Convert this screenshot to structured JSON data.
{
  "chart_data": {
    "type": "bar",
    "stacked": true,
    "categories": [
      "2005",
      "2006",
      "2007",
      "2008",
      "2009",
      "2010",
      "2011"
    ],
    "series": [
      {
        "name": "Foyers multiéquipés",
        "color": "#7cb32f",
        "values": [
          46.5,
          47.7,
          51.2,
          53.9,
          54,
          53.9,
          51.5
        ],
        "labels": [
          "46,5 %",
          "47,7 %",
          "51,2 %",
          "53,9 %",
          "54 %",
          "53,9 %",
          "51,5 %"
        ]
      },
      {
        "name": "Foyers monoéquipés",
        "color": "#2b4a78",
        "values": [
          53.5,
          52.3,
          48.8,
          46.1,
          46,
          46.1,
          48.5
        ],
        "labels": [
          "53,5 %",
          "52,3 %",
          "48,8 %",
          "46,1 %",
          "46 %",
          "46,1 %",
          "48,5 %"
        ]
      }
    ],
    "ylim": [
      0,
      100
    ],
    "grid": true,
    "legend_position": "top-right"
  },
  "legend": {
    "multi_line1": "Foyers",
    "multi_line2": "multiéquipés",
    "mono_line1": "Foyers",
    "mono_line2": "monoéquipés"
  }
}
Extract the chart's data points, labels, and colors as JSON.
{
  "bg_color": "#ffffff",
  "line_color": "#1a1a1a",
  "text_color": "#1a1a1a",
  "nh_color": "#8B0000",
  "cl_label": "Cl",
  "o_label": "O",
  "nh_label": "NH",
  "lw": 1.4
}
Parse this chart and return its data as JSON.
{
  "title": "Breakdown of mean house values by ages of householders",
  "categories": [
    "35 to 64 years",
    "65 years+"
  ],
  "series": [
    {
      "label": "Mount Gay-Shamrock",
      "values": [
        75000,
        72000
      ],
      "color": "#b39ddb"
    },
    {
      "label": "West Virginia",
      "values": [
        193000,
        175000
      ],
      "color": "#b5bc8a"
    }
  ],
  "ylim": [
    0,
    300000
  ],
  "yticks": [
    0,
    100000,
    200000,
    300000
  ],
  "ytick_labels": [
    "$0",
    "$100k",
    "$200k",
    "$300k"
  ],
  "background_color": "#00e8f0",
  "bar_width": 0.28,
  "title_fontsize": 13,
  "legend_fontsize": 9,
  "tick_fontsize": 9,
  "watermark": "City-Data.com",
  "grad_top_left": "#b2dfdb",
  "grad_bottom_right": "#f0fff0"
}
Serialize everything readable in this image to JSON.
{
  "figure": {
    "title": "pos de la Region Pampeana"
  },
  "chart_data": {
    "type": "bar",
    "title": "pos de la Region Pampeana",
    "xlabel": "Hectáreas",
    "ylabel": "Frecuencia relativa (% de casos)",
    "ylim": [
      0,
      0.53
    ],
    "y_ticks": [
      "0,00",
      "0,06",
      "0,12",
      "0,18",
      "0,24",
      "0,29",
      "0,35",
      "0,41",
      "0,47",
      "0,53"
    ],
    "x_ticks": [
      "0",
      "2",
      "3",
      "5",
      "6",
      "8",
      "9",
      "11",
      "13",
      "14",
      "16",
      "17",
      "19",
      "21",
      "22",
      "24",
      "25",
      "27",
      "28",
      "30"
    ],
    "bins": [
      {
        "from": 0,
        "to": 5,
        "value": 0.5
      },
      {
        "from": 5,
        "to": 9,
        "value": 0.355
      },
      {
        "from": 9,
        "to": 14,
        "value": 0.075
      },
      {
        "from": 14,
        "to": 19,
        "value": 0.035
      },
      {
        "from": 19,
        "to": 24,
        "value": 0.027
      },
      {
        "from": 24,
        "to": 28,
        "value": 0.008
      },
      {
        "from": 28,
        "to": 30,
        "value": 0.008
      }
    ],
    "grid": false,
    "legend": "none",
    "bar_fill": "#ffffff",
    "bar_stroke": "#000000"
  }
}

====

Problem statement:
Please output every record, keeping each line exact.

Result:
Convert this screenshot to structured JSON data.
{
  "chart_data": {
    "type": "bar",
    "stacked": true,
    "categories": [
      "2005",
      "2006",
      "2007",
      "2008",
      "2009",
      "2010",
      "2011"
    ],
    "series": [
      {
        "name": "Foyers multiéquipés",
        "color": "#7cb32f",
        "values": [
          46.5,
          47.7,
          51.2,
          53.9,
          54,
          53.9,
          51.5
        ],
        "labels": [
          "46,5 %",
          "47,7 %",
          "51,2 %",
          "53,9 %",
          "54 %",
          "53,9 %",
          "51,5 %"
        ]
      },
      {
        "name": "Foyers monoéquipés",
        "color": "#2b4a78",
        "values": [
          53.5,
          52.3,
          48.8,
          46.1,
          46,
          46.1,
          48.5
        ],
        "labels": [
          "53,5 %",
          "52,3 %",
          "48,8 %",
          "46,1 %",
          "46 %",
          "46,1 %",
          "48,5 %"
        ]
      }
    ],
    "ylim": [
      0,
      100
    ],
    "grid": true,
    "legend_position": "top-right"
  },
  "legend": {
    "multi_line1": "Foyers",
    "multi_line2": "multiéquipés",
    "mono_line1": "Foyers",
    "mono_line2": "monoéquipés"
  }
}
Extract the chart's data points, labels, and colors as JSON.
{
  "bg_color": "#ffffff",
  "line_color": "#1a1a1a",
  "text_color": "#1a1a1a",
  "nh_color": "#8B0000",
  "cl_label": "Cl",
  "o_label": "O",
  "nh_label": "NH",
  "lw": 1.4
}
Parse this chart and return its data as JSON.
{
  "title": "Breakdown of mean house values by ages of householders",
  "categories": [
    "35 to 64 years",
    "65 years+"
  ],
  "series": [
    {
      "label": "Mount Gay-Shamrock",
      "values": [
        75000,
        72000
      ],
      "color": "#b39ddb"
    },
    {
      "label": "West Virginia",
      "values": [
        193000,
        175000
      ],
      "color": "#b5bc8a"
    }
  ],
  "ylim": [
    0,
    300000
  ],
  "yticks": [
    0,
    100000,
    200000,
    300000
  ],
  "ytick_labels": [
    "$0",
    "$100k",
    "$200k",
    "$300k"
  ],
  "background_color": "#00e8f0",
  "bar_width": 0.28,
  "title_fontsize": 13,
  "legend_fontsize": 9,
  "tick_fontsize": 9,
  "watermark": "City-Data.com",
  "grad_top_left": "#b2dfdb",
  "grad_bottom_right": "#f0fff0"
}
Serialize everything readable in this image to JSON.
{
  "figure": {
    "title": "pos de la Region Pampeana"
  },
  "chart_data": {
    "type": "bar",
    "title": "pos de la Region Pampeana",
    "xlabel": "Hectáreas",
    "ylabel": "Frecuencia relativa (% de casos)",
    "ylim": [
      0,
      0.53
    ],
    "y_ticks": [
      "0,00",
      "0,06",
      "0,12",
      "0,18",
      "0,24",
      "0,29",
      "0,35",
      "0,41",
      "0,47",
      "0,53"
    ],
    "x_ticks": [
      "0",
      "2",
      "3",
      "5",
      "6",
      "8",
      "9",
      "11",
      "13",
      "14",
      "16",
      "17",
      "19",
      "21",
      "22",
      "24",
      "25",
      "27",
      "28",
      "30"
    ],
    "bins": [
      {
        "from": 0,
        "to": 5,
        "value": 0.5
      },
      {
        "from": 5,
        "to": 9,
        "value": 0.355
      },
      {
        "from": 9,
        "to": 14,
        "value": 0.075
      },
      {
        "from": 14,
        "to": 19,
        "value": 0.035
      },
      {
        "from": 19,
        "to": 24,
        "value": 0.027
      },
      {
        "from": 24,
        "to": 28,
        "value": 0.008
      },
      {
        "from": 28,
        "to": 30,
        "value": 0.008
      }
    ],
    "grid": false,
    "legend": "none",
    "bar_fill": "#ffffff",
    "bar_stroke": "#000000"
  }
}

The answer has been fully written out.